● **Written instruction**
Pull every line containing "color" out of the material below.
——————————
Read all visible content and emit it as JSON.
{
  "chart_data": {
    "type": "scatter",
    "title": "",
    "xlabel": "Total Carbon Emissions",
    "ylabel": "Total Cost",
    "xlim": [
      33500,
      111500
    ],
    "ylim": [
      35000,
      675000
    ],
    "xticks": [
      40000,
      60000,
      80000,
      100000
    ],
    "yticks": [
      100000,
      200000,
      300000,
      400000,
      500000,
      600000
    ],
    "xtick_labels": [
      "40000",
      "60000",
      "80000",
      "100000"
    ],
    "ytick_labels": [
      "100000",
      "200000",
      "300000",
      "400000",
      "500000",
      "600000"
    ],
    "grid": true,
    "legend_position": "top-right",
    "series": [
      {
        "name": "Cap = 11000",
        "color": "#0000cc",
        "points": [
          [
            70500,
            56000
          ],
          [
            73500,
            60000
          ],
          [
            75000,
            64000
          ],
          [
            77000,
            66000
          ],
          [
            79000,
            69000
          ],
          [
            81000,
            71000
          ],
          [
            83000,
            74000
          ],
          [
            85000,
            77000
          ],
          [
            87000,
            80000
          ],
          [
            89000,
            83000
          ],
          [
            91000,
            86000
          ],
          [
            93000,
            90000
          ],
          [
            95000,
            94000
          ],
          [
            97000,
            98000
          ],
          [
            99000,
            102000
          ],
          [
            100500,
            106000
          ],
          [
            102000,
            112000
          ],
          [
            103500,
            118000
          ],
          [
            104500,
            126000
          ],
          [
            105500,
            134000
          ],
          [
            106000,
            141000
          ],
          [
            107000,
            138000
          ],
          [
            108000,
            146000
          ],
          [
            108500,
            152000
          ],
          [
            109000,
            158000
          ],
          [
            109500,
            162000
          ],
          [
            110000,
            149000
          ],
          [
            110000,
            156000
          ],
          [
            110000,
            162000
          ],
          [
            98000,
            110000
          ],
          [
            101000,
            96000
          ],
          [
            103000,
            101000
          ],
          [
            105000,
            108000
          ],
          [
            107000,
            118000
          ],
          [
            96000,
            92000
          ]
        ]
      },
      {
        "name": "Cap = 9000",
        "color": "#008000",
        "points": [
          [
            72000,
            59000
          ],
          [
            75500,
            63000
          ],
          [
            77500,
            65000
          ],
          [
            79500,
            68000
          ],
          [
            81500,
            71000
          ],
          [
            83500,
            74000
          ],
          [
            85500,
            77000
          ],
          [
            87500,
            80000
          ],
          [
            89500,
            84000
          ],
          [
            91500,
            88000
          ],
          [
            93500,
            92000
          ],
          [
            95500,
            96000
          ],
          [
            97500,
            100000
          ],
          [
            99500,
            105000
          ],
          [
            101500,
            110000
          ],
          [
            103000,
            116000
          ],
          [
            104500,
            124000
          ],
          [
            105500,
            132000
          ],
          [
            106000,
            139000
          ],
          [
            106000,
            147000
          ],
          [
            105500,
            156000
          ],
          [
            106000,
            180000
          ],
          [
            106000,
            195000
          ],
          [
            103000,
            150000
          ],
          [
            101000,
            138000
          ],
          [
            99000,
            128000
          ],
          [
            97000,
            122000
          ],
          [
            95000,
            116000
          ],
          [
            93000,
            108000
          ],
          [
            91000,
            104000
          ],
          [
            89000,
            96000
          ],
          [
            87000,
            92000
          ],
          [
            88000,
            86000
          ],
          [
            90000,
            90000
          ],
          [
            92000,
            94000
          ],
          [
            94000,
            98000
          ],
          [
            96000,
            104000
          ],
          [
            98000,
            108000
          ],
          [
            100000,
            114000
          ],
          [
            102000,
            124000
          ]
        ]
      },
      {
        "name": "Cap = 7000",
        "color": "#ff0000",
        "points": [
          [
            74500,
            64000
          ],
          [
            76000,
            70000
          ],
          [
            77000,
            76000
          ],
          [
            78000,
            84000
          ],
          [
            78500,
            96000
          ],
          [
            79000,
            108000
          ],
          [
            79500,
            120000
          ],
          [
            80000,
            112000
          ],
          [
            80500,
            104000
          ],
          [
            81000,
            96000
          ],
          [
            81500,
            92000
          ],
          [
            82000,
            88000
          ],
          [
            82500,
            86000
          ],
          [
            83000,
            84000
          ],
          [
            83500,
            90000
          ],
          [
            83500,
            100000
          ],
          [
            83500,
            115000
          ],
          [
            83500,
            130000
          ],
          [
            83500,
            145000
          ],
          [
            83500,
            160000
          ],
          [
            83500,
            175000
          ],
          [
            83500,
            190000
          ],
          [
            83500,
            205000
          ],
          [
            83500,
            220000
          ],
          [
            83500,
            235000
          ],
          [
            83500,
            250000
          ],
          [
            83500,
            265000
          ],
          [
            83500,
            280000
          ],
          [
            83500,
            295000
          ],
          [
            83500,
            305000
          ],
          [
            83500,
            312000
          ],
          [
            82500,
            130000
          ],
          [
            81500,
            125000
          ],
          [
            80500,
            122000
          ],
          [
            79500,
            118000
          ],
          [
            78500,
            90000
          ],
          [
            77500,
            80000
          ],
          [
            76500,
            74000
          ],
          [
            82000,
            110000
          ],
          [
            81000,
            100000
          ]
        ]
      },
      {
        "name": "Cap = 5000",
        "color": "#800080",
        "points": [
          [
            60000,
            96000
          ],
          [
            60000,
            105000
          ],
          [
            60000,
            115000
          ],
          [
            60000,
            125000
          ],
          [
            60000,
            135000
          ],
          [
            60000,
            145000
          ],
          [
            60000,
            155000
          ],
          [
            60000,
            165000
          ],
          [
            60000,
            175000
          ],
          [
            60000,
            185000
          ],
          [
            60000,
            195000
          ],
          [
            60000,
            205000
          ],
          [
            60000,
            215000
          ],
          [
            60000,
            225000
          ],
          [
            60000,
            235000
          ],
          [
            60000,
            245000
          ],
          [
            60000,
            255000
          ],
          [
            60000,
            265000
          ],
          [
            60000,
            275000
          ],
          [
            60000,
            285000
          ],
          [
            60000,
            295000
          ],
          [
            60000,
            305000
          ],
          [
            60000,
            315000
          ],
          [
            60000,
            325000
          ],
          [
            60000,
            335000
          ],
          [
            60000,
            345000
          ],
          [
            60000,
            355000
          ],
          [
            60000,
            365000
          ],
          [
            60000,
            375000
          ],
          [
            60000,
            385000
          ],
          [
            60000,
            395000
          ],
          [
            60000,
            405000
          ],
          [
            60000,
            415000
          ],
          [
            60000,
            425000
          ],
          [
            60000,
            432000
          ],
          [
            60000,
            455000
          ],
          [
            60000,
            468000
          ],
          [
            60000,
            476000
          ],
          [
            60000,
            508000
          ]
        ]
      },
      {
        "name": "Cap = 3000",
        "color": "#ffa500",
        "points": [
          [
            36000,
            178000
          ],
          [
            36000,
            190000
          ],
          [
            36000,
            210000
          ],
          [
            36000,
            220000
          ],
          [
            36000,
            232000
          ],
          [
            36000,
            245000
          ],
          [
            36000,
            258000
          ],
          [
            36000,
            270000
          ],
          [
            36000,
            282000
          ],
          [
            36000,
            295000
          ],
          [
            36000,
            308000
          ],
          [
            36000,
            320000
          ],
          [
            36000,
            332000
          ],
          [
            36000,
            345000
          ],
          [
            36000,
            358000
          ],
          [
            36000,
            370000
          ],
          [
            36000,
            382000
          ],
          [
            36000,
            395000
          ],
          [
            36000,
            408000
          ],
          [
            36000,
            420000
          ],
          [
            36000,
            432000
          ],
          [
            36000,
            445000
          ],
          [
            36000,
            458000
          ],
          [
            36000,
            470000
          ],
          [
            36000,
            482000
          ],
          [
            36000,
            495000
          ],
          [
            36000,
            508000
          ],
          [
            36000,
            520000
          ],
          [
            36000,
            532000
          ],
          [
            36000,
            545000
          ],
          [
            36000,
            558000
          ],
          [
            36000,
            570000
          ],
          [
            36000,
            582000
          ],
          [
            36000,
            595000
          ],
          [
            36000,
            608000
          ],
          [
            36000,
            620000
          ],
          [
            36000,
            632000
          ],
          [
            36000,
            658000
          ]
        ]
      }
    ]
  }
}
——————————
● **Answer to this task**
        "color": "#0000cc",
        "color": "#008000",
        "color": "#ff0000",
        "color": "#800080",
        "color": "#ffa500",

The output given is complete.